* What to work on
Take every line where the string "juin" appears and copy it.

-- BEGIN Records supplied --

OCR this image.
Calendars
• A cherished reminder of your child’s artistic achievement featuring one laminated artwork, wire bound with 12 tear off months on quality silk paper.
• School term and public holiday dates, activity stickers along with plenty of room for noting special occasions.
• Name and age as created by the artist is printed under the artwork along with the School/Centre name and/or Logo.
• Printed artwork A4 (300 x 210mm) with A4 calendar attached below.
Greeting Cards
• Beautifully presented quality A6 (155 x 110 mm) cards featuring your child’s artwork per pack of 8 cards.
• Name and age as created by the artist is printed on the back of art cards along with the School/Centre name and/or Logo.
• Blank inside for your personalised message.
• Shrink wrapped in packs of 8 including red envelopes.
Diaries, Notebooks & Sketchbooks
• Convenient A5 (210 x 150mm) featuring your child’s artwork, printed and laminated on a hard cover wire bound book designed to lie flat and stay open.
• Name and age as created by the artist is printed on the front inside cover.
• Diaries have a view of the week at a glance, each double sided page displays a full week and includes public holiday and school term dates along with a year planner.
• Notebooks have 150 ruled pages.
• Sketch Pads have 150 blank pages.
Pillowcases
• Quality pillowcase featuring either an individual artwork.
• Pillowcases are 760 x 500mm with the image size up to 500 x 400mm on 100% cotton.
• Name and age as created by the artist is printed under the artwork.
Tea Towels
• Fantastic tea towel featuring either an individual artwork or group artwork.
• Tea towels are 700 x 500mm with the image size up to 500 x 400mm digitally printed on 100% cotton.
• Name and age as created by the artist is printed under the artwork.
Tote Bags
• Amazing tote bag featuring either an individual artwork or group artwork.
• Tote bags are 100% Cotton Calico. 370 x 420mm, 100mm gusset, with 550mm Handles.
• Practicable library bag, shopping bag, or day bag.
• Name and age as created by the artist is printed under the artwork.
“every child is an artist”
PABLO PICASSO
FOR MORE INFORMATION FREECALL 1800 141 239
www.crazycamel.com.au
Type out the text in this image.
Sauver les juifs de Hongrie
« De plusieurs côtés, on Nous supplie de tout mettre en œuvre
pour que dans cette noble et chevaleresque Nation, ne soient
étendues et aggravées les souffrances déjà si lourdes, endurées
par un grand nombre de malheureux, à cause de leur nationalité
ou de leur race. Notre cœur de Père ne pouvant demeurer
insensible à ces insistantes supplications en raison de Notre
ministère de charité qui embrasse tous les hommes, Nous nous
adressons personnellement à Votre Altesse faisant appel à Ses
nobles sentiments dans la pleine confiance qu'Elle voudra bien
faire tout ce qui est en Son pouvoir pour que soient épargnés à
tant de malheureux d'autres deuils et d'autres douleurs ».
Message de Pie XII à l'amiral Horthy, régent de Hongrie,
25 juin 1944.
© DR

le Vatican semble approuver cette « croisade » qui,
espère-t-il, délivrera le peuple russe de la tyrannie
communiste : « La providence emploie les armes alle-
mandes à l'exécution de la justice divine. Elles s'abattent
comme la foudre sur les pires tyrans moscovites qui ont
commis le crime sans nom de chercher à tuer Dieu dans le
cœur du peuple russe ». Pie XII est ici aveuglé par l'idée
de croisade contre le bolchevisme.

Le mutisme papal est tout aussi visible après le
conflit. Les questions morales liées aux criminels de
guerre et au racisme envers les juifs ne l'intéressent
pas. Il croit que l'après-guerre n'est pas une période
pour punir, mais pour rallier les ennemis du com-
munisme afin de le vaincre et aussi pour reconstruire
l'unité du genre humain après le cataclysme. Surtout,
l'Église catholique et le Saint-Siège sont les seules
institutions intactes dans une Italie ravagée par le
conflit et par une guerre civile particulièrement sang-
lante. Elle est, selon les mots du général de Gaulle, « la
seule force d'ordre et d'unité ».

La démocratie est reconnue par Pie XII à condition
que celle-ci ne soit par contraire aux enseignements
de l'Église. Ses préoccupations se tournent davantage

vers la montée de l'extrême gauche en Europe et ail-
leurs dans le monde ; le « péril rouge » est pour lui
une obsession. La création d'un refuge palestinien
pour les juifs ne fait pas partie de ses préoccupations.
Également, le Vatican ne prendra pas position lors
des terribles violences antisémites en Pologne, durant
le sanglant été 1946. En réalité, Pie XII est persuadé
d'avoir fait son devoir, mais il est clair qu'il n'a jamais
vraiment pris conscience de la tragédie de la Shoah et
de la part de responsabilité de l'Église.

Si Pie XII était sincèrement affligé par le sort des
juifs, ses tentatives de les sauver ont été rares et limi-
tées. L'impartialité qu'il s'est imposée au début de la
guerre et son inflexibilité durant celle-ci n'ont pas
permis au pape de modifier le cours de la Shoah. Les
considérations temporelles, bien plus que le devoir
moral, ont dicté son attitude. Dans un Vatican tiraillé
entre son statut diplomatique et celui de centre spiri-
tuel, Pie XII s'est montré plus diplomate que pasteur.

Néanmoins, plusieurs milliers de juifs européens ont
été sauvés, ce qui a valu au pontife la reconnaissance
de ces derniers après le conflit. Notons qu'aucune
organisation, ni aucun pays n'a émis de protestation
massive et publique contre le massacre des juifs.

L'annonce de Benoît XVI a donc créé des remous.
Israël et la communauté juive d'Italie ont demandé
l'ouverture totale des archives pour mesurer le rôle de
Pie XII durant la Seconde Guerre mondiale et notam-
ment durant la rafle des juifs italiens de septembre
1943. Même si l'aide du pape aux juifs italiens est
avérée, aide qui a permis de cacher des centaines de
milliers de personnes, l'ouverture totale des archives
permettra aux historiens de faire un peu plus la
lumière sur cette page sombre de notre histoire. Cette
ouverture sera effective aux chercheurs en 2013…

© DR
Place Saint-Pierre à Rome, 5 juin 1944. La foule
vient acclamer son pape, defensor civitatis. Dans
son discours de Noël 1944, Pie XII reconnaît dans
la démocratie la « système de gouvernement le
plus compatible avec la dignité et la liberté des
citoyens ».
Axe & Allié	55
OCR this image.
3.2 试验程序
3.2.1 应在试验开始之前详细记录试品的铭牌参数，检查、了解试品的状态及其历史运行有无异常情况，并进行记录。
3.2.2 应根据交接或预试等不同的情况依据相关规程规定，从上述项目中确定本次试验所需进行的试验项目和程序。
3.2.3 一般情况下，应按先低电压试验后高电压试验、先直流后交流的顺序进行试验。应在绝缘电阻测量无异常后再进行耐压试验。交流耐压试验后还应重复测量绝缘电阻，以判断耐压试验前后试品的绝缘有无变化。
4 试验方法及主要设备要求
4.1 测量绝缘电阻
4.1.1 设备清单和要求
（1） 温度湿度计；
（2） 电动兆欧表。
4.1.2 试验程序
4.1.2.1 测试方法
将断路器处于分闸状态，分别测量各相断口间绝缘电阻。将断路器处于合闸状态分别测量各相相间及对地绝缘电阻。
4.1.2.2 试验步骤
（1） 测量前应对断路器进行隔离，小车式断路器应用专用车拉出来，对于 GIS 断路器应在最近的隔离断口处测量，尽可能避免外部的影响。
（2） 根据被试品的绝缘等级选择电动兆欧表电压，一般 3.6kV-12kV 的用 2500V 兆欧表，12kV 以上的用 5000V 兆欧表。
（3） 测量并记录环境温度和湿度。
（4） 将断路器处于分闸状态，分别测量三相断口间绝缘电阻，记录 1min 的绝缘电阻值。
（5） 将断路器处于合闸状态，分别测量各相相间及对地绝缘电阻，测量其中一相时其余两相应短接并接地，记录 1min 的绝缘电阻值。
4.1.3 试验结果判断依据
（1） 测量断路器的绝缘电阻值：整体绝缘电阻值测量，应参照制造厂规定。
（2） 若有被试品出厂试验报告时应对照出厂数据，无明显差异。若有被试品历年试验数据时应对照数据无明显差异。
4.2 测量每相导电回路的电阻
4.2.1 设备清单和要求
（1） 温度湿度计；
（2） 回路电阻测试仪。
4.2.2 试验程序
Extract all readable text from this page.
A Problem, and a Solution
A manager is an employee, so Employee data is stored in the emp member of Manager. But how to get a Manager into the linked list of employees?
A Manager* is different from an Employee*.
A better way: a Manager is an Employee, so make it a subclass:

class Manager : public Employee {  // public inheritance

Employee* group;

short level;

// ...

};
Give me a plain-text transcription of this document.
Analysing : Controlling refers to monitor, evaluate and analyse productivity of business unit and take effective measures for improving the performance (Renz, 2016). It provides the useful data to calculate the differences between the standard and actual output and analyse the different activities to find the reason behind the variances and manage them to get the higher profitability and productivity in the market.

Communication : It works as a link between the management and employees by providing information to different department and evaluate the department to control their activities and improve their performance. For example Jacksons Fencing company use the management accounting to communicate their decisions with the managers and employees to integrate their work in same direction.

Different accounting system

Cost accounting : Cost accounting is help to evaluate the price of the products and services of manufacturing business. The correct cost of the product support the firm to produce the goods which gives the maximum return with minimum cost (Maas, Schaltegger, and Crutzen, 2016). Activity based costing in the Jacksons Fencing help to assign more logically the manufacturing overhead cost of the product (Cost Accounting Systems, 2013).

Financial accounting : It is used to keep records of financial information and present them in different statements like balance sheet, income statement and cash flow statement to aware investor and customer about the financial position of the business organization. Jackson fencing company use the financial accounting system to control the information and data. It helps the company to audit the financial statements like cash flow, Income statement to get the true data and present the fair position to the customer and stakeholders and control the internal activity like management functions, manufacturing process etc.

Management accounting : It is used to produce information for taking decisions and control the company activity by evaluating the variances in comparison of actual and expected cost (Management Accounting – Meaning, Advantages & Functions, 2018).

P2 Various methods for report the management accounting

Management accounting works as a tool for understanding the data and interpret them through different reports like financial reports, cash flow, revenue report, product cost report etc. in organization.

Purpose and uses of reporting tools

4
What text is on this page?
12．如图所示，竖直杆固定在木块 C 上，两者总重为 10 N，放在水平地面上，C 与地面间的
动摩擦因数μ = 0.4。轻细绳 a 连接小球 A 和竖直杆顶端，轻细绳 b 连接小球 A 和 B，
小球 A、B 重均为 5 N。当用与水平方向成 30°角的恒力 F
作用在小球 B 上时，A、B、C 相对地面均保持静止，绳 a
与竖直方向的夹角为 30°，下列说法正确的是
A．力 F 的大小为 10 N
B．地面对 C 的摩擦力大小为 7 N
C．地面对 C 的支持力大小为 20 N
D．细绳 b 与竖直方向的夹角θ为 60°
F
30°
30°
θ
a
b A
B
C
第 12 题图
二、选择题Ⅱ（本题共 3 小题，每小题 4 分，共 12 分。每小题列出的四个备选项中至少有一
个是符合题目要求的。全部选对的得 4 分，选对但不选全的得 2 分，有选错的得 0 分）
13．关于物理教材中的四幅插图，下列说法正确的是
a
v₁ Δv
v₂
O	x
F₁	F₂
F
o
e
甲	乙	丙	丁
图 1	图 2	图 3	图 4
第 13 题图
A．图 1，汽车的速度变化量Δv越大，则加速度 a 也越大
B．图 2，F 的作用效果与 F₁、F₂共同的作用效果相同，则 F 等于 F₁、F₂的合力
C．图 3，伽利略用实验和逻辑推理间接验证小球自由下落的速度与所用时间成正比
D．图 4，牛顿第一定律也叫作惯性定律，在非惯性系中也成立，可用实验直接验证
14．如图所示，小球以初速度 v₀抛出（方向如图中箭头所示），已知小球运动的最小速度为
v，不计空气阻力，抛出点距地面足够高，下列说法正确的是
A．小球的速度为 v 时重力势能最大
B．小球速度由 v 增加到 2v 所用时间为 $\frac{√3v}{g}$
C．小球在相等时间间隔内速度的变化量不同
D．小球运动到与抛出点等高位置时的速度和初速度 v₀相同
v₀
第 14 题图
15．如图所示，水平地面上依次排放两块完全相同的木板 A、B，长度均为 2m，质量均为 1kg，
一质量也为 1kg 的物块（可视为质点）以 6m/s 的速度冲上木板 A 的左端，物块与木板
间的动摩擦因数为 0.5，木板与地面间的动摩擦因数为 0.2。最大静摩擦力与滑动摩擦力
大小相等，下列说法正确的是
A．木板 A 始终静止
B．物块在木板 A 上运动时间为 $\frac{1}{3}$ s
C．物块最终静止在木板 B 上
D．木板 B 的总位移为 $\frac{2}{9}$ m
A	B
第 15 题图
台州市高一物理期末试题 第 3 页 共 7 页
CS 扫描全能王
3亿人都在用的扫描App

-- END Records supplied --

* Exercise solution
25 juin 1944.
Place Saint-Pierre à Rome, 5 juin 1944. La foule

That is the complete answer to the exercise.